[Dataset rows about figures]
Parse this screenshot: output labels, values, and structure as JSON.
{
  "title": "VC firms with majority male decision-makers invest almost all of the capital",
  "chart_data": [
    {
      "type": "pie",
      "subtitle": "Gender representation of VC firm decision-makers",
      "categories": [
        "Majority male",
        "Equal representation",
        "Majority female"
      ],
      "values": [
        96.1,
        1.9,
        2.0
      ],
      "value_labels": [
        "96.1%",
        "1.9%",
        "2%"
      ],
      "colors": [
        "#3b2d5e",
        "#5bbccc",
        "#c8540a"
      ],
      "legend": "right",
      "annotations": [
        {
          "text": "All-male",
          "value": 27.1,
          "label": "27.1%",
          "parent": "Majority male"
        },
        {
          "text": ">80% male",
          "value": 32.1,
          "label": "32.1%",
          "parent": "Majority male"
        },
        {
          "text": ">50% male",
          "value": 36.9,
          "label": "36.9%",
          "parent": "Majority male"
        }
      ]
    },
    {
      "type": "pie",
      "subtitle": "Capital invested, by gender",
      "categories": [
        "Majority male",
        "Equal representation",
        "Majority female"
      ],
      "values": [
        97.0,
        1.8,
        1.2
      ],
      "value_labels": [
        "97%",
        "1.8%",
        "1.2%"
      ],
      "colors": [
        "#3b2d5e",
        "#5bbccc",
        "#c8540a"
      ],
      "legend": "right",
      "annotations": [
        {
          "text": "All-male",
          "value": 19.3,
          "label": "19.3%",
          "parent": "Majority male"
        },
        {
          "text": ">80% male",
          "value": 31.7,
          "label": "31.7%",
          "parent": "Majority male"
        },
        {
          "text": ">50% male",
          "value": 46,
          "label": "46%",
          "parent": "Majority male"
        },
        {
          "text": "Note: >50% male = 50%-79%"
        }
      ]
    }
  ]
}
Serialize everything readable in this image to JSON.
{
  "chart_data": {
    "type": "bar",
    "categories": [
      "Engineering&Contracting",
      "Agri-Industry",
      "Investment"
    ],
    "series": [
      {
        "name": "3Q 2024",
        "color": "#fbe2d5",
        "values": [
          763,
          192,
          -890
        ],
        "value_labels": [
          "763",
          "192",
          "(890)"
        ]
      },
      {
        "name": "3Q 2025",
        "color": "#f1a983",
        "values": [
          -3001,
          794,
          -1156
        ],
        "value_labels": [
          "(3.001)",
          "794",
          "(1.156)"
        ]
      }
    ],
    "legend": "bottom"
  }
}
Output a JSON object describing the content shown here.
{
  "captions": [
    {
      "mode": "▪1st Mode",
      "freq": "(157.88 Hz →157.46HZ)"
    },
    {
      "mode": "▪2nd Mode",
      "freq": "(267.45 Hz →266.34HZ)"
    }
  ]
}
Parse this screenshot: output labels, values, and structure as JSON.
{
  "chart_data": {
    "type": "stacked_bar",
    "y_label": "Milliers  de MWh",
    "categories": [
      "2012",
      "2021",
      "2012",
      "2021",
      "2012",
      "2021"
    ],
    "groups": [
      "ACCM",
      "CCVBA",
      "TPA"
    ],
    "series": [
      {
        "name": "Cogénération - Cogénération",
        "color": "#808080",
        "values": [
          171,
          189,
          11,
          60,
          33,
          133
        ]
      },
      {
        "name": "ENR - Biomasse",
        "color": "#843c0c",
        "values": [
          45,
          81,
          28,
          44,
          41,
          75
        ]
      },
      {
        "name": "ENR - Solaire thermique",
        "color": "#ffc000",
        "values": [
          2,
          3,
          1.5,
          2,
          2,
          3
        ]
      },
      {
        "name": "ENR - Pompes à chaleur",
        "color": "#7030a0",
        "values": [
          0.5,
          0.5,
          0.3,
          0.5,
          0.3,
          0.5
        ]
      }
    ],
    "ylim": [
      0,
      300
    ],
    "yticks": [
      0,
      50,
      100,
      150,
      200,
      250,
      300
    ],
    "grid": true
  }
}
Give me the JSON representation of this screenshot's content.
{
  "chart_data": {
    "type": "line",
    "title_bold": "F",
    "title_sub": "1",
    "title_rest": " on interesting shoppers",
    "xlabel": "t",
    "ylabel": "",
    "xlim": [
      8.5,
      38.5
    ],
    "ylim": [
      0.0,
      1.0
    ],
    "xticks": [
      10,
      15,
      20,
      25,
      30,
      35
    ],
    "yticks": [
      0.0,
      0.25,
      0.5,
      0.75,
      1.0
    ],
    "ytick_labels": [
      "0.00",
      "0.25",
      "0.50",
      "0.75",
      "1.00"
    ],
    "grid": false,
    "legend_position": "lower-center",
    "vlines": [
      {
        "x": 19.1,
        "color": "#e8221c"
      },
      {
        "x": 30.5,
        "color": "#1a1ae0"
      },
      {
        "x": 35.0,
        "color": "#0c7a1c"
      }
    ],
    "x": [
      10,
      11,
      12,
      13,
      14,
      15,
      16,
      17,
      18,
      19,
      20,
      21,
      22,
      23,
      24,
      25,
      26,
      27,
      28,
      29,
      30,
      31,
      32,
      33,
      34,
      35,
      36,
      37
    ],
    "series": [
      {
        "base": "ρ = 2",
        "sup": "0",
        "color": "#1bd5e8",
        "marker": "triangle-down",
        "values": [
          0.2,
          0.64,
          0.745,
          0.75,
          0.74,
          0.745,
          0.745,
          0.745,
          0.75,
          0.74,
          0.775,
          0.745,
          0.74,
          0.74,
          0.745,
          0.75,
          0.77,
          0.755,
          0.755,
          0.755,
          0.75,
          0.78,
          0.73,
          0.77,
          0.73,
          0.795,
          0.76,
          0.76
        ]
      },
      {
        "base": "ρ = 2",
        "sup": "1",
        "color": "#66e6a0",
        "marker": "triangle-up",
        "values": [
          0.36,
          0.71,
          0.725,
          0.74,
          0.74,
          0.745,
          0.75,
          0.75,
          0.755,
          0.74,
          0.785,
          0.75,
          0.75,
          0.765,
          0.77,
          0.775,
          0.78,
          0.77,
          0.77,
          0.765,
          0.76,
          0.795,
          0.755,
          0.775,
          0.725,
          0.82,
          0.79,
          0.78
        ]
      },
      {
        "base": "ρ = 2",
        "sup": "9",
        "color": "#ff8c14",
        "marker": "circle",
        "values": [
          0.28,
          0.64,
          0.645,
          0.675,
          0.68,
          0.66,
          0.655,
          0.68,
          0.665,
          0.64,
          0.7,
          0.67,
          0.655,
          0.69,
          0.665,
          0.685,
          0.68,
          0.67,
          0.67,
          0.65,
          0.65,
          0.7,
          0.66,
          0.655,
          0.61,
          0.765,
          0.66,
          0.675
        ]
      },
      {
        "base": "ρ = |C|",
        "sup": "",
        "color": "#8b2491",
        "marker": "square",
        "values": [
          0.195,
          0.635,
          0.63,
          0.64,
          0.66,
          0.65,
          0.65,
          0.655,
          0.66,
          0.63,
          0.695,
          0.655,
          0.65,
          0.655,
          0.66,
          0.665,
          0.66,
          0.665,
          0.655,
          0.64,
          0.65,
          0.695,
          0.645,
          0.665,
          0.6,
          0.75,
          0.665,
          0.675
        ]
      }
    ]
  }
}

[Exercise task] Working from the entries above, return all lines that contain "representation".

[Task answer]
      "subtitle": "Gender representation of VC firm decision-makers",
        "Equal representation",
        "Equal representation",
Give me the JSON representation of this screenshot's content.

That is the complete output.